— Start of EXERCISE DATA —

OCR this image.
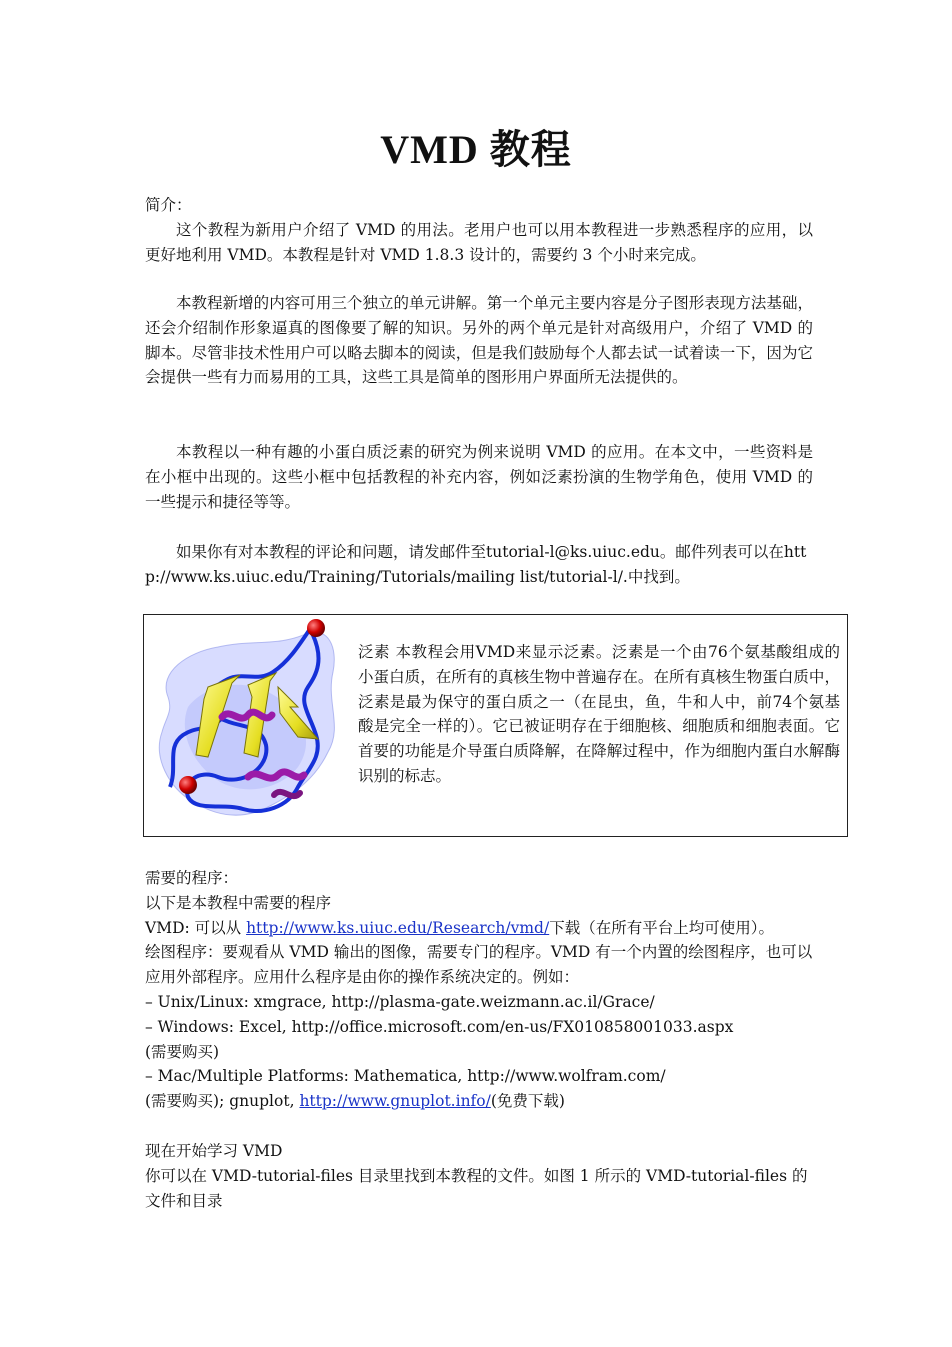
VMD 教程

简介：

这个教程为新用户介绍了 VMD 的用法。老用户也可以用本教程进一步熟悉程序的应用，以更好地利用 VMD。本教程是针对 VMD 1.8.3 设计的，需要约 3 个小时来完成。

本教程新增的内容可用三个独立的单元讲解。第一个单元主要内容是分子图形表现方法基础， 还会介绍制作形象逼真的图像要了解的知识。另外的两个单元是针对高级用户，介绍了 VMD 的脚本。尽管非技术性用户可以略去脚本的阅读，但是我们鼓励每个人都去试一试着读一下，因为它会提供一些有力而易用的工具，这些工具是简单的图形用户界面所无法提供的。

本教程以一种有趣的小蛋白质泛素的研究为例来说明 VMD 的应用。在本文中，一些资料是在小框中出现的。这些小框中包括教程的补充内容，例如泛素扮演的生物学角色，使用 VMD 的一些提示和捷径等等。

如果你有对本教程的评论和问题，请发邮件至tutorial-l@ks.uiuc.edu。邮件列表可以在http://www.ks.uiuc.edu/Training/Tutorials/mailing list/tutorial-l/.中找到。

泛素 本教程会用VMD来显示泛素。泛素是一个由76个氨基酸组成的小蛋白质，在所有的真核生物中普遍存在。在所有真核生物蛋白质中，泛素是最为保守的蛋白质之一（在昆虫，鱼，牛和人中，前74个氨基酸是完全一样的）。它已被证明存在于细胞核、细胞质和细胞表面。它首要的功能是介导蛋白质降解，在降解过程中，作为细胞内蛋白水解酶识别的标志。

需要的程序：

以下是本教程中需要的程序

VMD: 可以从 http://www.ks.uiuc.edu/Research/vmd/下载（在所有平台上均可使用）。

绘图程序：要观看从 VMD 输出的图像，需要专门的程序。VMD 有一个内置的绘图程序，也可以应用外部程序。应用什么程序是由你的操作系统决定的。例如：

– Unix/Linux: xmgrace, http://plasma-gate.weizmann.ac.il/Grace/

– Windows: Excel, http://office.microsoft.com/en-us/FX010858001033.aspx

(需要购买)

– Mac/Multiple Platforms: Mathematica, http://www.wolfram.com/

(需要购买); gnuplot, http://www.gnuplot.info/(免费下载)

现在开始学习 VMD

你可以在 VMD-tutorial-files 目录里找到本教程的文件。如图 1 所示的 VMD-tutorial-files 的文件和目录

— End of EXERCISE DATA —

WHAT IS EXPECTED
Each record above must be returned exactly as written, with its pictures omitted.

RESPONSE TO THE TASK
OCR this image.
VMD 教程

简介：

这个教程为新用户介绍了 VMD 的用法。老用户也可以用本教程进一步熟悉程序的应用，以更好地利用 VMD。本教程是针对 VMD 1.8.3 设计的，需要约 3 个小时来完成。

本教程新增的内容可用三个独立的单元讲解。第一个单元主要内容是分子图形表现方法基础， 还会介绍制作形象逼真的图像要了解的知识。另外的两个单元是针对高级用户，介绍了 VMD 的脚本。尽管非技术性用户可以略去脚本的阅读，但是我们鼓励每个人都去试一试着读一下，因为它会提供一些有力而易用的工具，这些工具是简单的图形用户界面所无法提供的。

本教程以一种有趣的小蛋白质泛素的研究为例来说明 VMD 的应用。在本文中，一些资料是在小框中出现的。这些小框中包括教程的补充内容，例如泛素扮演的生物学角色，使用 VMD 的一些提示和捷径等等。

如果你有对本教程的评论和问题，请发邮件至tutorial-l@ks.uiuc.edu。邮件列表可以在http://www.ks.uiuc.edu/Training/Tutorials/mailing list/tutorial-l/.中找到。

泛素 本教程会用VMD来显示泛素。泛素是一个由76个氨基酸组成的小蛋白质，在所有的真核生物中普遍存在。在所有真核生物蛋白质中，泛素是最为保守的蛋白质之一（在昆虫，鱼，牛和人中，前74个氨基酸是完全一样的）。它已被证明存在于细胞核、细胞质和细胞表面。它首要的功能是介导蛋白质降解，在降解过程中，作为细胞内蛋白水解酶识别的标志。

需要的程序：

以下是本教程中需要的程序

VMD: 可以从 http://www.ks.uiuc.edu/Research/vmd/下载（在所有平台上均可使用）。

绘图程序：要观看从 VMD 输出的图像，需要专门的程序。VMD 有一个内置的绘图程序，也可以应用外部程序。应用什么程序是由你的操作系统决定的。例如：

– Unix/Linux: xmgrace, http://plasma-gate.weizmann.ac.il/Grace/

– Windows: Excel, http://office.microsoft.com/en-us/FX010858001033.aspx

(需要购买)

– Mac/Multiple Platforms: Mathematica, http://www.wolfram.com/

(需要购买); gnuplot, http://www.gnuplot.info/(免费下载)

现在开始学习 VMD

你可以在 VMD-tutorial-files 目录里找到本教程的文件。如图 1 所示的 VMD-tutorial-files 的文件和目录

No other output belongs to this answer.